Requirements - Select the lines below containing the word "Slave".

Extracted material -
::::

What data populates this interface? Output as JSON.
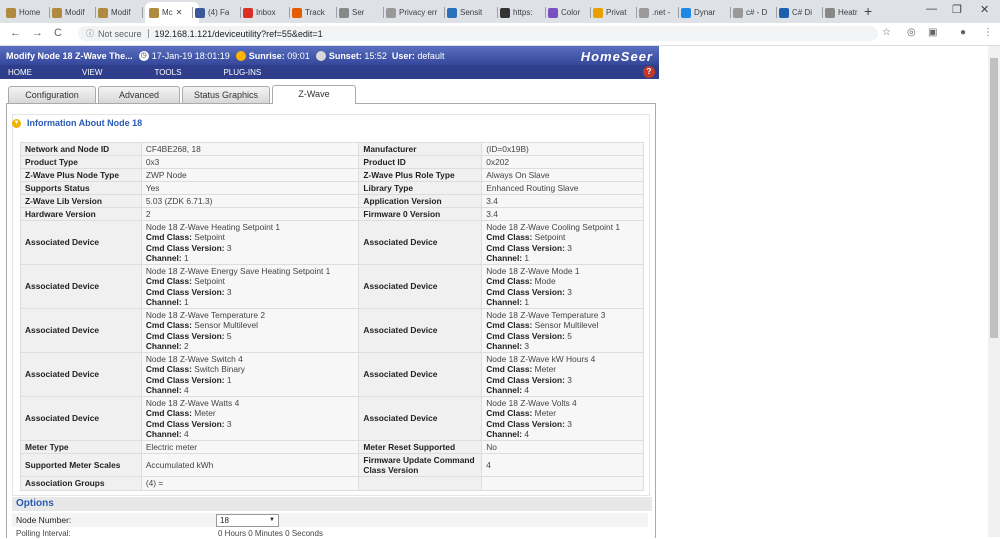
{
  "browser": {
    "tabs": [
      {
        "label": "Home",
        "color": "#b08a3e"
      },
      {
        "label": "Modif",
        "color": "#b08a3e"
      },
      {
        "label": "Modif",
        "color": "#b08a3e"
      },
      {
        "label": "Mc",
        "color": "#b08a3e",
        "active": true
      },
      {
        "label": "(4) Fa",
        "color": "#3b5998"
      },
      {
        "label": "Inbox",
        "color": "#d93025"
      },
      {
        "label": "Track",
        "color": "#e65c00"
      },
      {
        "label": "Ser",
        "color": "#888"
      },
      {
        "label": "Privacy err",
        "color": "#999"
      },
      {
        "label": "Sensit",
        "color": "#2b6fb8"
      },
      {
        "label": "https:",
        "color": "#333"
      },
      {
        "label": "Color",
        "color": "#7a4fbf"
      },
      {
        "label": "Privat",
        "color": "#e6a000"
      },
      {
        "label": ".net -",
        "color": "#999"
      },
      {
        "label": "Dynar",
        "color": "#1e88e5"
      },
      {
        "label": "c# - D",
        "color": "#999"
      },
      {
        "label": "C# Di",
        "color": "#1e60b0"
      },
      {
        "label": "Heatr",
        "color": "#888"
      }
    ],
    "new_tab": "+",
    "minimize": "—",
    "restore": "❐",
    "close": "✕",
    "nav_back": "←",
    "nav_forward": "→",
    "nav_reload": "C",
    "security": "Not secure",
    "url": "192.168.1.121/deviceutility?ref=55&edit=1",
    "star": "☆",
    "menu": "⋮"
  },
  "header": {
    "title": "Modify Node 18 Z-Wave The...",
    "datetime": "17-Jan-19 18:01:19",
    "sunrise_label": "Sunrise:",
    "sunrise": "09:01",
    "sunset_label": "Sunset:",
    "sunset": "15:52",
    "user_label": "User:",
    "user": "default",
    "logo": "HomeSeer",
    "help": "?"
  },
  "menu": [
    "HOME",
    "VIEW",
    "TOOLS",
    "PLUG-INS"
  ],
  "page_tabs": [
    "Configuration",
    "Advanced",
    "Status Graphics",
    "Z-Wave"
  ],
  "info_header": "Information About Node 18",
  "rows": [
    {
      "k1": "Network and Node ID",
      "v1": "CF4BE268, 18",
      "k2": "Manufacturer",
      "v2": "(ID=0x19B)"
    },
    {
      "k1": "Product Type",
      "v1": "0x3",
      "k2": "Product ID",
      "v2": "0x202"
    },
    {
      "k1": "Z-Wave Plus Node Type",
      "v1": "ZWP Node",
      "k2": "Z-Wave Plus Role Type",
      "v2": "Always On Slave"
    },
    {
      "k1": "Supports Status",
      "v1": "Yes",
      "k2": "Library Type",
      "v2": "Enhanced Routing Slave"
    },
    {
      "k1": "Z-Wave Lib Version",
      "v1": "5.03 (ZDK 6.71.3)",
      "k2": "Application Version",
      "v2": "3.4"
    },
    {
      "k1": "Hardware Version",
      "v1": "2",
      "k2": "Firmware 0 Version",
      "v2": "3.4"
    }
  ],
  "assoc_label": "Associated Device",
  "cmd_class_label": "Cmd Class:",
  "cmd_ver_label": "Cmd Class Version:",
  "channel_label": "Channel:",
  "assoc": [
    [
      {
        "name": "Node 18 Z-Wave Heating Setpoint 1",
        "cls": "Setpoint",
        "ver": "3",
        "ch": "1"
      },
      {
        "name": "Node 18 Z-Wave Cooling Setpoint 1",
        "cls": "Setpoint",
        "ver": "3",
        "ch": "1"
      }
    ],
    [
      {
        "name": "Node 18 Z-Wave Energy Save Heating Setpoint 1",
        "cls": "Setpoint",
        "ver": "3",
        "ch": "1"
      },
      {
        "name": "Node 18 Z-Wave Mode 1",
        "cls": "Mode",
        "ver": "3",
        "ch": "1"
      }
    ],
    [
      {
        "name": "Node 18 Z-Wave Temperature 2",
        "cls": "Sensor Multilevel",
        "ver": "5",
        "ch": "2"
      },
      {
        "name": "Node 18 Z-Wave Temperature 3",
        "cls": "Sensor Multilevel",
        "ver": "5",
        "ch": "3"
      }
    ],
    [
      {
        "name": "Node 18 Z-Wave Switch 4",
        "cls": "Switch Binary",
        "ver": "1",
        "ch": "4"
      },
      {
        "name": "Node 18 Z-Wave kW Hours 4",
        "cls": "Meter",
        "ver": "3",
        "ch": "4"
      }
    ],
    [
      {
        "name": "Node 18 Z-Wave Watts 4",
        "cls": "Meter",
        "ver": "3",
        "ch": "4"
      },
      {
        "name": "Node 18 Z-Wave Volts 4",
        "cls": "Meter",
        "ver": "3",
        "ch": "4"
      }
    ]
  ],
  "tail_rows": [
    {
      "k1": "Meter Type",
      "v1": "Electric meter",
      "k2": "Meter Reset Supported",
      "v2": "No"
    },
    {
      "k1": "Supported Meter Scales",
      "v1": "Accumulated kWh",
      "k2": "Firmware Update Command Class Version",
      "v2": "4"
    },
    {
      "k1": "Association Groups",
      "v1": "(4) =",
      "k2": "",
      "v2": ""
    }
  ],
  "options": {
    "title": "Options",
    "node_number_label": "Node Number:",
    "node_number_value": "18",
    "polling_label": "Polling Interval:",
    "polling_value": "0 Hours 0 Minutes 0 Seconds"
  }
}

::::

Output below -
      "v2": "Always On Slave"
      "v2": "Enhanced Routing Slave"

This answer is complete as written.